**AIM:** Search the records for the word "what" and pick out every line that has it.

[Stored records]

Begin

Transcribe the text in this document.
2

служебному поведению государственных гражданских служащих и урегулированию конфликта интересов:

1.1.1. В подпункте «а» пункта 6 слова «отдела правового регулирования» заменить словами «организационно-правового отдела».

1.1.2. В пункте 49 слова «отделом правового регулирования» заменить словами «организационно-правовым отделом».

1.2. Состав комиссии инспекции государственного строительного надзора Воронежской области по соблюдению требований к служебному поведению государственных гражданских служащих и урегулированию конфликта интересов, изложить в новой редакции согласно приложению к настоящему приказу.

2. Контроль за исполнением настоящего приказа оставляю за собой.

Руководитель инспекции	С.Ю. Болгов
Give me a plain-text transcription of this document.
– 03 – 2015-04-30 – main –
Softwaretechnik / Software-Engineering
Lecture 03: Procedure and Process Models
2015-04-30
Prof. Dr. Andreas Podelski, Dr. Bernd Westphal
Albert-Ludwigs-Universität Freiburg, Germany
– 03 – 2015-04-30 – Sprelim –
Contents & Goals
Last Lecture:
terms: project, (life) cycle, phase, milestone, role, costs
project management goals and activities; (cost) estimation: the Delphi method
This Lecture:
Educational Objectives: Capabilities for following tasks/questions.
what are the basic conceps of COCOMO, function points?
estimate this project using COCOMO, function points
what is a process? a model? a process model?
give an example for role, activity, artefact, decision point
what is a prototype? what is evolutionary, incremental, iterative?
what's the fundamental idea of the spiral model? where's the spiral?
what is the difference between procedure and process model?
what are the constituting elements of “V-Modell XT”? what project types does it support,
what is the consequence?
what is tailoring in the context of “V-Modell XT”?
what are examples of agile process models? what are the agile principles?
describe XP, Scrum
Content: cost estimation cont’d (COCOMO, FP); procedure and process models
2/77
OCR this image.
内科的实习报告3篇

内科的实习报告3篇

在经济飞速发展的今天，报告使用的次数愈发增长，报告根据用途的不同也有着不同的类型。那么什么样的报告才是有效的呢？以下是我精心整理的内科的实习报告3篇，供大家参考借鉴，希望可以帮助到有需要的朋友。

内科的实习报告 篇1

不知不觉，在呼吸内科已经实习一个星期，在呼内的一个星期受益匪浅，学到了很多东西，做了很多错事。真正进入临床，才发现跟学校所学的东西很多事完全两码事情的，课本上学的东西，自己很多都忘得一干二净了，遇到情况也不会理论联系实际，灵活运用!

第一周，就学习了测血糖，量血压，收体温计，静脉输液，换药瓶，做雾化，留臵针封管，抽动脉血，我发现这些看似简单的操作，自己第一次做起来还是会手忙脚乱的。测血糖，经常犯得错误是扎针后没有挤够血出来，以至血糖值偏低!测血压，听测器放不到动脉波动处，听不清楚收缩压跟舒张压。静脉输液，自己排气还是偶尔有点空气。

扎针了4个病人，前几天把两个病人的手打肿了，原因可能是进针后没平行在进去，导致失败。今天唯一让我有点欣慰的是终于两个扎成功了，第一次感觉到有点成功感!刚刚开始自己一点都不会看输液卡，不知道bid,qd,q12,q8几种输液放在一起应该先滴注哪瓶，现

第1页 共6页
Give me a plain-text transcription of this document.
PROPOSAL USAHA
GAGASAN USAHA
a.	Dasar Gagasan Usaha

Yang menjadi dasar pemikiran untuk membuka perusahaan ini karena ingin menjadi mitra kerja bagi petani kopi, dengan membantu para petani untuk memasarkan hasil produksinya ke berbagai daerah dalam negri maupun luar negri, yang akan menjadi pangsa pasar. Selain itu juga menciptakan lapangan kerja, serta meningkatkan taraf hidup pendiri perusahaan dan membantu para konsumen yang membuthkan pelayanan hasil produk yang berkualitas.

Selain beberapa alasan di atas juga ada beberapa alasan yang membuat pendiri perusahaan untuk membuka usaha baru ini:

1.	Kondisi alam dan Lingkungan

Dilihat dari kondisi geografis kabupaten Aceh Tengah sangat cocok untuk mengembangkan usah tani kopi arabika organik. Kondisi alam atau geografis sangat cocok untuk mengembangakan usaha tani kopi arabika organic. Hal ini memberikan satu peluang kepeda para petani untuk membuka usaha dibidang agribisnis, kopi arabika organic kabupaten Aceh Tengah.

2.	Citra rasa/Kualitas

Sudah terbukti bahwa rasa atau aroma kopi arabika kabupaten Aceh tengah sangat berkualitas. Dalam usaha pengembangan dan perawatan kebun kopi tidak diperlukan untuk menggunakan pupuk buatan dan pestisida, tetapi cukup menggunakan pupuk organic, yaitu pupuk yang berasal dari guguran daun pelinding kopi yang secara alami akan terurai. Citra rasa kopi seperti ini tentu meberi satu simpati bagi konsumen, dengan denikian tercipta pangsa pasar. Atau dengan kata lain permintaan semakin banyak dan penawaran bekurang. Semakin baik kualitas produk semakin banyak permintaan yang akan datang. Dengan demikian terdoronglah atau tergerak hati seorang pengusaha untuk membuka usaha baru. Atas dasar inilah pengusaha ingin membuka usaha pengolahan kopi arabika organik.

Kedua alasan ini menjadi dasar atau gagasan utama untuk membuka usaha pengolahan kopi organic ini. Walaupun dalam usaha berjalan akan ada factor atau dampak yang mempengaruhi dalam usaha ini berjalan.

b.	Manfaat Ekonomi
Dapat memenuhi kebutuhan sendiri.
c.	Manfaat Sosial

End

**EXERCISE RESPONSE:**
what are the basic conceps of COCOMO, function points?
what is a process? a model? a process model?
what is a prototype? what is evolutionary, incremental, iterative?
what's the fundamental idea of the spiral model? where's the spiral?
what is the difference between procedure and process model?
what are the constituting elements of “V-Modell XT”? what project types does it support,
what is the consequence?
what is tailoring in the context of “V-Modell XT”?
what are examples of agile process models? what are the agile principles?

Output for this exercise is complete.